=== Rows ===

====

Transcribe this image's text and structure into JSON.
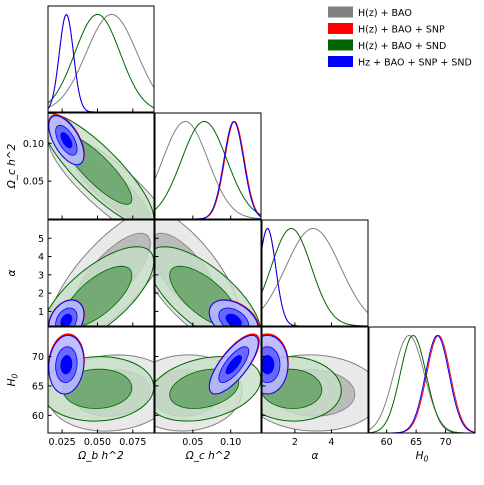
{
  "chart_data": {
    "type": "corner-plot",
    "title": "",
    "parameters": [
      {
        "name": "omega_b",
        "label": "Ω_b h^2",
        "range": [
          0.015,
          0.09
        ],
        "ticks": [
          0.025,
          0.05,
          0.075
        ],
        "tick_labels": [
          "0.025",
          "0.050",
          "0.075"
        ]
      },
      {
        "name": "omega_c",
        "label": "Ω_c h^2",
        "range": [
          0.0,
          0.14
        ],
        "ticks": [
          0.05,
          0.1
        ],
        "tick_labels": [
          "0.05",
          "0.10"
        ]
      },
      {
        "name": "alpha",
        "label": "α",
        "range": [
          0.2,
          6.0
        ],
        "ticks": [
          1,
          2,
          3,
          4,
          5
        ],
        "tick_labels": [
          "1",
          "2",
          "3",
          "4",
          "5"
        ],
        "x_ticks": [
          2,
          4
        ],
        "x_tick_labels": [
          "2",
          "4"
        ]
      },
      {
        "name": "H0",
        "label": "H_0",
        "range": [
          57,
          75
        ],
        "ticks": [
          60,
          65,
          70
        ],
        "tick_labels": [
          "60",
          "65",
          "70"
        ]
      }
    ],
    "legend": {
      "position": "top-right"
    },
    "series": [
      {
        "name": "H(z) + BAO",
        "color": "#808080",
        "means": [
          0.06,
          0.04,
          3.0,
          63.8
        ],
        "sigmas": [
          0.018,
          0.03,
          1.5,
          2.6
        ],
        "corr": [
          [
            0,
            1,
            -0.85
          ],
          [
            0,
            2,
            0.75
          ],
          [
            1,
            2,
            -0.7
          ],
          [
            0,
            3,
            0.1
          ],
          [
            1,
            3,
            0.05
          ],
          [
            2,
            3,
            -0.05
          ]
        ]
      },
      {
        "name": "H(z) + BAO + SNP",
        "color": "#ff0000",
        "means": [
          0.028,
          0.105,
          0.5,
          68.8
        ],
        "sigmas": [
          0.005,
          0.013,
          0.45,
          2.0
        ],
        "corr": [
          [
            0,
            1,
            -0.6
          ],
          [
            0,
            2,
            0.3
          ],
          [
            1,
            2,
            -0.4
          ],
          [
            0,
            3,
            0.1
          ],
          [
            1,
            3,
            0.75
          ],
          [
            2,
            3,
            0.0
          ]
        ]
      },
      {
        "name": "H(z) + BAO + SND",
        "color": "#006400",
        "means": [
          0.05,
          0.065,
          1.8,
          64.5
        ],
        "sigmas": [
          0.016,
          0.03,
          1.1,
          2.2
        ],
        "corr": [
          [
            0,
            1,
            -0.85
          ],
          [
            0,
            2,
            0.7
          ],
          [
            1,
            2,
            -0.7
          ],
          [
            0,
            3,
            0.05
          ],
          [
            1,
            3,
            0.3
          ],
          [
            2,
            3,
            -0.05
          ]
        ]
      },
      {
        "name": "Hz + BAO + SNP + SND",
        "color": "#0000ff",
        "means": [
          0.028,
          0.104,
          0.5,
          68.6
        ],
        "sigmas": [
          0.005,
          0.013,
          0.45,
          2.0
        ],
        "corr": [
          [
            0,
            1,
            -0.6
          ],
          [
            0,
            2,
            0.3
          ],
          [
            1,
            2,
            -0.4
          ],
          [
            0,
            3,
            0.1
          ],
          [
            1,
            3,
            0.75
          ],
          [
            2,
            3,
            0.0
          ]
        ]
      }
    ]
  }
}
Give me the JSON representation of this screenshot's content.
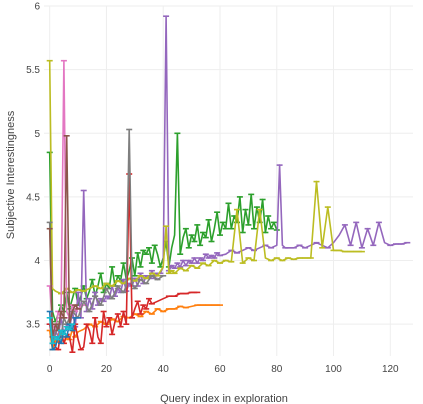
{
  "chart_data": {
    "type": "line",
    "title": "",
    "xlabel": "Query index in exploration",
    "ylabel": "Subjective Interestingness",
    "xlim": [
      -2,
      128
    ],
    "ylim": [
      3.25,
      6.0
    ],
    "xticks": [
      0,
      20,
      40,
      60,
      80,
      100,
      120
    ],
    "yticks": [
      3.5,
      4,
      4.5,
      5,
      5.5,
      6
    ],
    "ytick_labels": [
      "3.5",
      "4",
      "4.5",
      "5",
      "5.5",
      "6"
    ],
    "grid": true,
    "legend": "none",
    "series": [
      {
        "color": "#2ca02c",
        "x": [
          0,
          1,
          2,
          3,
          4,
          5,
          6,
          7,
          8,
          9,
          10,
          11,
          12,
          13,
          14,
          15,
          16,
          17,
          18,
          19,
          20,
          21,
          22,
          23,
          24,
          25,
          26,
          27,
          28,
          29,
          30,
          31,
          32,
          33,
          34,
          35,
          36,
          37,
          38,
          39,
          40,
          41,
          42,
          43,
          44,
          45,
          46,
          47,
          48,
          49,
          50,
          51,
          52,
          53,
          54,
          55,
          56,
          57,
          58,
          59,
          60,
          61,
          62,
          63,
          64,
          65,
          66,
          67,
          68,
          69,
          70,
          71,
          72,
          73,
          74,
          75,
          76,
          77,
          78,
          79,
          80
        ],
        "y": [
          4.85,
          3.6,
          3.52,
          3.58,
          3.65,
          3.6,
          3.75,
          3.62,
          3.7,
          3.78,
          3.65,
          3.72,
          3.8,
          3.7,
          3.76,
          3.85,
          3.72,
          3.8,
          3.9,
          3.75,
          3.82,
          3.78,
          3.95,
          3.8,
          3.88,
          3.84,
          3.98,
          3.85,
          3.92,
          4.02,
          3.88,
          4.06,
          3.95,
          4.08,
          4.05,
          4.1,
          3.98,
          4.12,
          4.05,
          3.95,
          4.02,
          4.15,
          3.95,
          4.1,
          4.2,
          5.0,
          4.05,
          4.18,
          4.25,
          4.1,
          4.2,
          4.15,
          4.28,
          4.12,
          4.22,
          4.18,
          4.32,
          4.15,
          4.25,
          4.38,
          4.2,
          4.3,
          4.25,
          4.45,
          4.25,
          4.35,
          4.3,
          4.5,
          4.22,
          4.4,
          4.28,
          4.52,
          4.25,
          4.42,
          4.3,
          4.48,
          4.22,
          4.35,
          4.25,
          4.3,
          4.24
        ]
      },
      {
        "color": "#9467bd",
        "x": [
          0,
          1,
          2,
          3,
          4,
          5,
          6,
          7,
          8,
          9,
          10,
          11,
          12,
          13,
          14,
          15,
          16,
          17,
          18,
          19,
          20,
          21,
          22,
          23,
          24,
          25,
          26,
          27,
          28,
          29,
          30,
          31,
          32,
          33,
          34,
          35,
          36,
          37,
          38,
          39,
          40,
          41,
          42,
          43,
          44,
          45,
          46,
          47,
          48,
          49,
          50,
          51,
          52,
          53,
          54,
          55,
          56,
          57,
          58,
          59,
          60,
          62,
          64,
          66,
          68,
          70,
          72,
          74,
          76,
          78,
          80,
          81,
          82,
          83,
          84,
          86,
          88,
          90,
          92,
          94,
          96,
          98,
          100,
          102,
          104,
          106,
          108,
          110,
          112,
          114,
          116,
          118,
          120,
          122,
          124,
          126
        ],
        "y": [
          3.5,
          3.35,
          3.45,
          3.4,
          3.55,
          3.42,
          3.5,
          3.46,
          3.6,
          3.48,
          3.75,
          3.55,
          4.55,
          3.6,
          3.7,
          3.62,
          3.75,
          3.65,
          3.7,
          3.68,
          3.72,
          3.7,
          3.8,
          3.72,
          3.78,
          3.75,
          3.85,
          3.76,
          3.82,
          3.8,
          3.86,
          3.8,
          3.9,
          3.82,
          3.88,
          3.86,
          3.92,
          3.86,
          3.9,
          3.9,
          3.95,
          5.92,
          3.92,
          3.96,
          3.94,
          3.98,
          3.95,
          4.0,
          3.96,
          4.0,
          3.98,
          4.02,
          3.98,
          4.02,
          4.0,
          4.05,
          4.02,
          4.04,
          4.02,
          4.06,
          4.04,
          4.05,
          4.08,
          4.06,
          4.08,
          4.1,
          4.08,
          4.1,
          4.12,
          4.1,
          4.12,
          4.75,
          4.12,
          4.1,
          4.1,
          4.1,
          4.12,
          4.1,
          4.12,
          4.14,
          4.12,
          4.1,
          4.14,
          4.2,
          4.28,
          4.12,
          4.3,
          4.1,
          4.25,
          4.12,
          4.3,
          4.14,
          4.12,
          4.13,
          4.13,
          4.14
        ]
      },
      {
        "color": "#bcbd22",
        "x": [
          0,
          1,
          2,
          3,
          4,
          5,
          6,
          8,
          10,
          12,
          14,
          16,
          18,
          20,
          22,
          24,
          26,
          28,
          30,
          32,
          34,
          36,
          38,
          40,
          41,
          42,
          43,
          44,
          46,
          48,
          50,
          52,
          54,
          56,
          58,
          60,
          62,
          64,
          66,
          68,
          70,
          72,
          74,
          76,
          78,
          80,
          82,
          84,
          86,
          88,
          90,
          92,
          94,
          96,
          98,
          100,
          102,
          104,
          106,
          108,
          110
        ],
        "y": [
          5.57,
          3.78,
          3.76,
          3.75,
          3.74,
          3.76,
          3.78,
          3.75,
          3.77,
          3.76,
          3.78,
          3.8,
          3.78,
          3.82,
          3.8,
          3.84,
          3.82,
          3.86,
          3.84,
          3.88,
          3.86,
          3.9,
          3.88,
          3.95,
          4.27,
          3.9,
          3.92,
          3.9,
          3.94,
          3.92,
          3.96,
          3.94,
          3.98,
          3.96,
          4.0,
          3.98,
          4.0,
          3.99,
          4.4,
          3.98,
          4.02,
          4.0,
          4.4,
          4.02,
          4.0,
          4.02,
          4.0,
          4.02,
          4.01,
          4.02,
          4.02,
          4.02,
          4.62,
          4.1,
          4.42,
          4.08,
          4.08,
          4.07,
          4.07,
          4.07,
          4.07
        ]
      },
      {
        "color": "#ff7f0e",
        "x": [
          0,
          1,
          2,
          3,
          4,
          5,
          6,
          7,
          8,
          9,
          10,
          12,
          14,
          16,
          18,
          20,
          22,
          24,
          26,
          28,
          30,
          32,
          34,
          36,
          38,
          40,
          42,
          44,
          46,
          48,
          50,
          52,
          54,
          56,
          58,
          60
        ],
        "y": [
          3.45,
          3.3,
          3.38,
          3.36,
          3.42,
          3.35,
          3.4,
          3.38,
          3.46,
          3.4,
          3.44,
          3.46,
          3.5,
          3.48,
          3.52,
          3.5,
          3.54,
          3.52,
          3.56,
          3.55,
          3.58,
          3.56,
          3.6,
          3.58,
          3.62,
          3.6,
          3.62,
          3.62,
          3.64,
          3.63,
          3.64,
          3.65,
          3.65,
          3.65,
          3.65,
          3.65
        ]
      },
      {
        "color": "#d62728",
        "x": [
          0,
          1,
          2,
          3,
          4,
          5,
          6,
          7,
          8,
          9,
          10,
          11,
          12,
          13,
          14,
          15,
          16,
          17,
          18,
          19,
          20,
          21,
          22,
          23,
          24,
          25,
          26,
          27,
          28,
          29,
          30,
          31,
          32,
          33,
          34,
          35,
          36,
          38,
          40,
          42,
          44,
          46,
          48,
          50,
          52
        ],
        "y": [
          3.5,
          3.4,
          3.32,
          3.3,
          3.45,
          3.35,
          3.42,
          3.4,
          3.28,
          3.5,
          3.38,
          3.3,
          3.32,
          3.5,
          3.45,
          3.35,
          3.55,
          3.4,
          3.35,
          3.6,
          3.48,
          3.55,
          3.42,
          3.52,
          3.58,
          3.48,
          3.6,
          3.5,
          4.68,
          3.55,
          3.62,
          3.68,
          3.58,
          3.65,
          3.62,
          3.7,
          3.66,
          3.68,
          3.7,
          3.72,
          3.72,
          3.74,
          3.74,
          3.75,
          3.75
        ]
      },
      {
        "color": "#e377c2",
        "x": [
          0,
          1,
          2,
          3,
          4,
          5,
          6,
          7,
          8,
          9,
          10,
          11,
          12
        ],
        "y": [
          3.8,
          3.5,
          3.45,
          3.6,
          3.55,
          5.57,
          3.6,
          3.55,
          3.65,
          3.6,
          3.62,
          3.64,
          3.65
        ]
      },
      {
        "color": "#7f7f7f",
        "x": [
          0,
          1,
          2,
          3,
          4,
          5,
          6,
          8,
          10,
          12,
          14,
          16,
          18,
          20,
          22,
          24,
          26,
          27,
          28,
          29,
          30,
          32,
          34,
          36,
          38,
          40
        ],
        "y": [
          4.3,
          3.35,
          3.42,
          3.5,
          3.4,
          3.55,
          3.5,
          3.6,
          3.55,
          3.68,
          3.6,
          3.72,
          3.65,
          3.78,
          3.7,
          3.8,
          3.75,
          3.8,
          5.03,
          3.82,
          3.78,
          3.85,
          3.82,
          3.88,
          3.85,
          3.88
        ]
      },
      {
        "color": "#8c564b",
        "x": [
          0,
          1,
          2,
          3,
          4,
          5,
          6,
          7,
          8,
          9,
          10
        ],
        "y": [
          4.25,
          3.4,
          3.5,
          3.45,
          3.6,
          3.55,
          4.98,
          3.5,
          3.6,
          3.65,
          3.62
        ]
      },
      {
        "color": "#1f77b4",
        "x": [
          0,
          1,
          2,
          3,
          4,
          5,
          6,
          7,
          8,
          9,
          10
        ],
        "y": [
          3.6,
          3.3,
          3.32,
          3.4,
          3.35,
          3.45,
          3.4,
          3.5,
          3.45,
          3.55,
          3.55
        ]
      },
      {
        "color": "#17becf",
        "x": [
          0,
          1,
          2,
          3,
          4,
          5,
          6,
          7,
          8
        ],
        "y": [
          3.55,
          3.35,
          3.4,
          3.38,
          3.45,
          3.42,
          3.48,
          3.46,
          3.5
        ]
      }
    ]
  }
}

====

=== To do ===
From the records above, pull out each line that has "JSON".

=== Answer in full ===
Transcribe this image's text and structure into JSON.
Give me the JSON representation of this screenshot's content.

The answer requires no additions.